_Directive_.
Pictures aside, repeat every entry exactly.

Saved entries
---*---
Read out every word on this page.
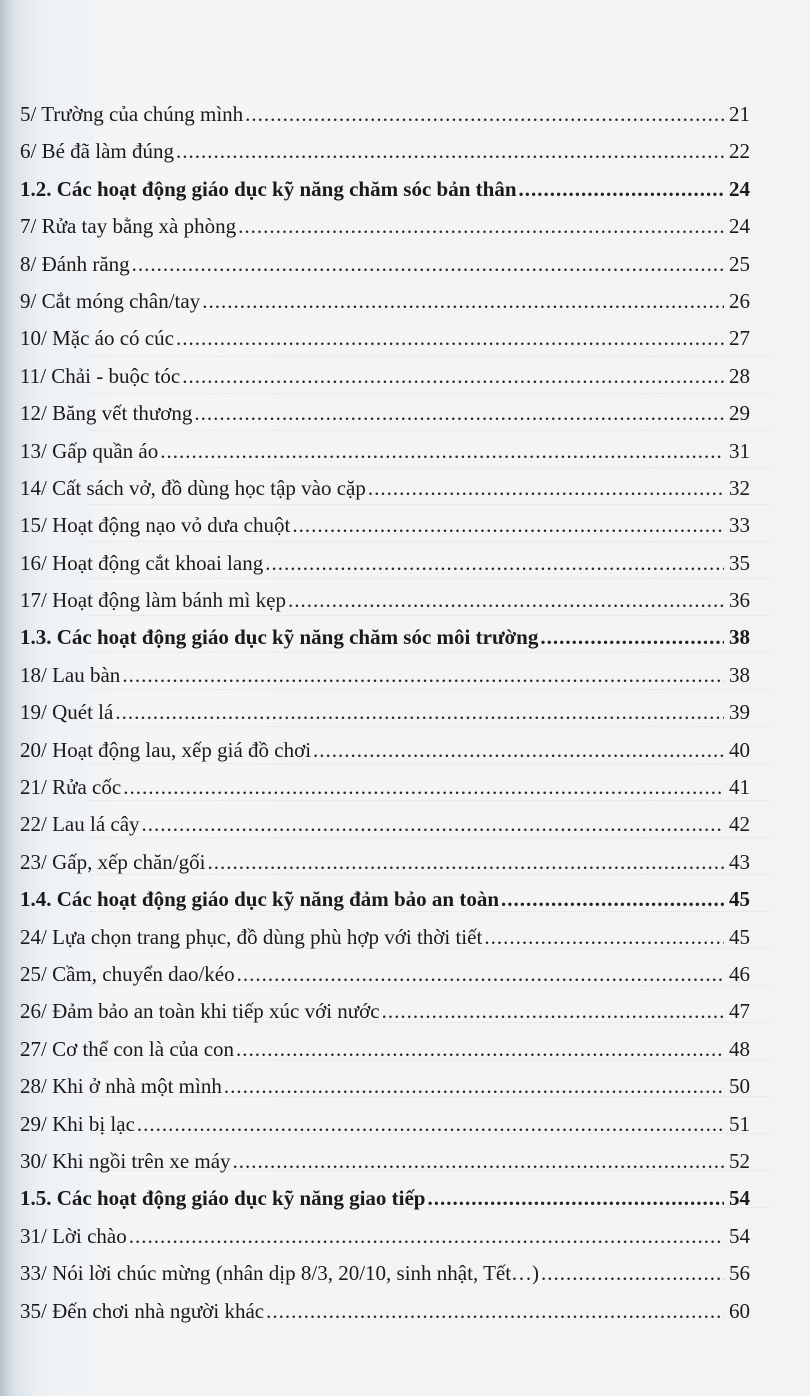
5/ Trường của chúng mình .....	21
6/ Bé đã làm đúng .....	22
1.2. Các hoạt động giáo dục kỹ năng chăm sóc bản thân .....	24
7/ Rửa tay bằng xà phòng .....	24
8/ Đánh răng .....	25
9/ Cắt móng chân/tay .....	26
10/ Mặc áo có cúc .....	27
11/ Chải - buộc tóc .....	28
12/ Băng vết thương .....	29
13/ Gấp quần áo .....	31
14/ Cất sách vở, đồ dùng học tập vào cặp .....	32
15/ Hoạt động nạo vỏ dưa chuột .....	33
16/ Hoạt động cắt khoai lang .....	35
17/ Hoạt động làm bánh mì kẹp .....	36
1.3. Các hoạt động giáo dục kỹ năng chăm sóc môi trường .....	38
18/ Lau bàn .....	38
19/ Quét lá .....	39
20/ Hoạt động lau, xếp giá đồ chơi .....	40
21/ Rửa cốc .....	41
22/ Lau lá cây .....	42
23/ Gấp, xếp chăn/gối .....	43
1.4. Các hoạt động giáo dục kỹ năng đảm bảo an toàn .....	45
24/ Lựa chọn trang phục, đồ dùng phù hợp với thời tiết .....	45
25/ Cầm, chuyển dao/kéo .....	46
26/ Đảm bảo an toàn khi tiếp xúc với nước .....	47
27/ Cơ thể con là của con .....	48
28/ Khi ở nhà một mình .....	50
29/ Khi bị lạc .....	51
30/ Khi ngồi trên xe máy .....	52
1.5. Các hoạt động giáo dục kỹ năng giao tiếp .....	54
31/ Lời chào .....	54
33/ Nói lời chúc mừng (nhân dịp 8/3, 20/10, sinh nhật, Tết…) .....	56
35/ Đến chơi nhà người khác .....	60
---*---
_Full output_.
Read out every word on this page.
5/ Trường của chúng mình .....	21
6/ Bé đã làm đúng .....	22
1.2. Các hoạt động giáo dục kỹ năng chăm sóc bản thân .....	24
7/ Rửa tay bằng xà phòng .....	24
8/ Đánh răng .....	25
9/ Cắt móng chân/tay .....	26
10/ Mặc áo có cúc .....	27
11/ Chải - buộc tóc .....	28
12/ Băng vết thương .....	29
13/ Gấp quần áo .....	31
14/ Cất sách vở, đồ dùng học tập vào cặp .....	32
15/ Hoạt động nạo vỏ dưa chuột .....	33
16/ Hoạt động cắt khoai lang .....	35
17/ Hoạt động làm bánh mì kẹp .....	36
1.3. Các hoạt động giáo dục kỹ năng chăm sóc môi trường .....	38
18/ Lau bàn .....	38
19/ Quét lá .....	39
20/ Hoạt động lau, xếp giá đồ chơi .....	40
21/ Rửa cốc .....	41
22/ Lau lá cây .....	42
23/ Gấp, xếp chăn/gối .....	43
1.4. Các hoạt động giáo dục kỹ năng đảm bảo an toàn .....	45
24/ Lựa chọn trang phục, đồ dùng phù hợp với thời tiết .....	45
25/ Cầm, chuyển dao/kéo .....	46
26/ Đảm bảo an toàn khi tiếp xúc với nước .....	47
27/ Cơ thể con là của con .....	48
28/ Khi ở nhà một mình .....	50
29/ Khi bị lạc .....	51
30/ Khi ngồi trên xe máy .....	52
1.5. Các hoạt động giáo dục kỹ năng giao tiếp .....	54
31/ Lời chào .....	54
33/ Nói lời chúc mừng (nhân dịp 8/3, 20/10, sinh nhật, Tết…) .....	56
35/ Đến chơi nhà người khác .....	60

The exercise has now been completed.